### Material to process
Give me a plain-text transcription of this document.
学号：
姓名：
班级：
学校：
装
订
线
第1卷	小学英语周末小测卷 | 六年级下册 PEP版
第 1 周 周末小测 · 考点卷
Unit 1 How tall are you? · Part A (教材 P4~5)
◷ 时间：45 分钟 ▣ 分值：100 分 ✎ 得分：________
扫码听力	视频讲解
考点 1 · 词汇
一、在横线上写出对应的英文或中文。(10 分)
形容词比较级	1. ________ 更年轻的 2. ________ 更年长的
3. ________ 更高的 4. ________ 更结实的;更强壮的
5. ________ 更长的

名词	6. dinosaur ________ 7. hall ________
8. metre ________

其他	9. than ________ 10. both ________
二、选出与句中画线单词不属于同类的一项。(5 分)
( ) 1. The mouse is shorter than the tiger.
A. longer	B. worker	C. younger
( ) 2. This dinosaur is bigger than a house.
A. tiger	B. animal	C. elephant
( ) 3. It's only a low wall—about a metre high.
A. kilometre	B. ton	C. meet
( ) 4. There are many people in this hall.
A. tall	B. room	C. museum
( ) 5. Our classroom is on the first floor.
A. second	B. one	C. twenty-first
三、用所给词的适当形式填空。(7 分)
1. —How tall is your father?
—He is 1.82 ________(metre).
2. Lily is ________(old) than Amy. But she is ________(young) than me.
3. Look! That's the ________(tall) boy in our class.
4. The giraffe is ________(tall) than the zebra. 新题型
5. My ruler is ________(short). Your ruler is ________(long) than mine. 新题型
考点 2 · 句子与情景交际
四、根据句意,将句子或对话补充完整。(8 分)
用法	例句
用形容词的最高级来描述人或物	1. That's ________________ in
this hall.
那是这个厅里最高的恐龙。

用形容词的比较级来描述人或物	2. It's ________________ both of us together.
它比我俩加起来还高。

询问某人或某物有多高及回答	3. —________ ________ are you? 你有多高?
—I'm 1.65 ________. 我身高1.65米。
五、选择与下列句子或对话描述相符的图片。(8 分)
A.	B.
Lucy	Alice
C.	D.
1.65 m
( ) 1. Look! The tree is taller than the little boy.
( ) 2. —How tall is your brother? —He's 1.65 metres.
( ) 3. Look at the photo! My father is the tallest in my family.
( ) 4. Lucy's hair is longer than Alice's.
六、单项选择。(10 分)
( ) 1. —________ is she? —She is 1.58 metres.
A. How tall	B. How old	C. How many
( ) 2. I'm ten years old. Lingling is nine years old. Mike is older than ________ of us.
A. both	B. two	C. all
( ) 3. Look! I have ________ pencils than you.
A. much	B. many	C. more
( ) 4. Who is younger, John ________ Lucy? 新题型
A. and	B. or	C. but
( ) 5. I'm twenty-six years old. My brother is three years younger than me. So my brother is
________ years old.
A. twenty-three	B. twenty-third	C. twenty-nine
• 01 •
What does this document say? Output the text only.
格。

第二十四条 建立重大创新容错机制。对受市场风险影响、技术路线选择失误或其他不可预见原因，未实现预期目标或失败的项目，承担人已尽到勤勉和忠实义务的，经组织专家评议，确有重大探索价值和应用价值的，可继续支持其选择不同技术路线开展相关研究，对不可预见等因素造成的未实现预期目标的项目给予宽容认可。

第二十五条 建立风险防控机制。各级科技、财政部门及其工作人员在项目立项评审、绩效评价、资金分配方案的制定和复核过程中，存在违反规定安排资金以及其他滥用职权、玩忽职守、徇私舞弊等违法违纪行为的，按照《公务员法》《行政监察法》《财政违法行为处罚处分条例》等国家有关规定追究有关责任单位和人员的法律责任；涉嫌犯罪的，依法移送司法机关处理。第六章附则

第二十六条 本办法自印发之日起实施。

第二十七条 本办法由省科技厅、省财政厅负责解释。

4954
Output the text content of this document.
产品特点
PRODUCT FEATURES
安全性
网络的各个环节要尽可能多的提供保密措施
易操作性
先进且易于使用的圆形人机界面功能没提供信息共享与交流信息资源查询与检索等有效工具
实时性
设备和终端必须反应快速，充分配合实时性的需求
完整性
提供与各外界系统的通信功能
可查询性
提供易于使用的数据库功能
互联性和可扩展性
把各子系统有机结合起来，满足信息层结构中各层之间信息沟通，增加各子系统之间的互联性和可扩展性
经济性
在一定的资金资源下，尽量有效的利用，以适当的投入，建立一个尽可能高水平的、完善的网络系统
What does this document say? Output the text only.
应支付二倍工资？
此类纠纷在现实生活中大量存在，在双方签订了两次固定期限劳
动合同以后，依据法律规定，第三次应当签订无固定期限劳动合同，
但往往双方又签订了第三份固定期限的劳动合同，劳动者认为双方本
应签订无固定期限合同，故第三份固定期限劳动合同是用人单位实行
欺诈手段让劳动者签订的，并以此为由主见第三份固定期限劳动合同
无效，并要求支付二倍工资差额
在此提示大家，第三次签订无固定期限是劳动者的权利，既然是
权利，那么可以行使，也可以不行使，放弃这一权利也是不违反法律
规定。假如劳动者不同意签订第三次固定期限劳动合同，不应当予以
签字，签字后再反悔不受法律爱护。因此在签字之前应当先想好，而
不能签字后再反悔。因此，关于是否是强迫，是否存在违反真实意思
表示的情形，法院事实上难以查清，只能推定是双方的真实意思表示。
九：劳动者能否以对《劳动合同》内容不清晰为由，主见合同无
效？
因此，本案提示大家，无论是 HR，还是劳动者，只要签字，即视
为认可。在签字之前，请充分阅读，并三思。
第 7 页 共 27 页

### Task directions
Everything from the line containing "Output the text content of this document." to the end of the records must be written out exactly; include both of those lines and no others.

### The output
Output the text content of this document.
产品特点
PRODUCT FEATURES
安全性
网络的各个环节要尽可能多的提供保密措施
易操作性
先进且易于使用的圆形人机界面功能没提供信息共享与交流信息资源查询与检索等有效工具
实时性
设备和终端必须反应快速，充分配合实时性的需求
完整性
提供与各外界系统的通信功能
可查询性
提供易于使用的数据库功能
互联性和可扩展性
把各子系统有机结合起来，满足信息层结构中各层之间信息沟通，增加各子系统之间的互联性和可扩展性
经济性
在一定的资金资源下，尽量有效的利用，以适当的投入，建立一个尽可能高水平的、完善的网络系统
What does this document say? Output the text only.
应支付二倍工资？
此类纠纷在现实生活中大量存在，在双方签订了两次固定期限劳
动合同以后，依据法律规定，第三次应当签订无固定期限劳动合同，
但往往双方又签订了第三份固定期限的劳动合同，劳动者认为双方本
应签订无固定期限合同，故第三份固定期限劳动合同是用人单位实行
欺诈手段让劳动者签订的，并以此为由主见第三份固定期限劳动合同
无效，并要求支付二倍工资差额
在此提示大家，第三次签订无固定期限是劳动者的权利，既然是
权利，那么可以行使，也可以不行使，放弃这一权利也是不违反法律
规定。假如劳动者不同意签订第三次固定期限劳动合同，不应当予以
签字，签字后再反悔不受法律爱护。因此在签字之前应当先想好，而
不能签字后再反悔。因此，关于是否是强迫，是否存在违反真实意思
表示的情形，法院事实上难以查清，只能推定是双方的真实意思表示。
九：劳动者能否以对《劳动合同》内容不清晰为由，主见合同无
效？
因此，本案提示大家，无论是 HR，还是劳动者，只要签字，即视
为认可。在签字之前，请充分阅读，并三思。
第 7 页 共 27 页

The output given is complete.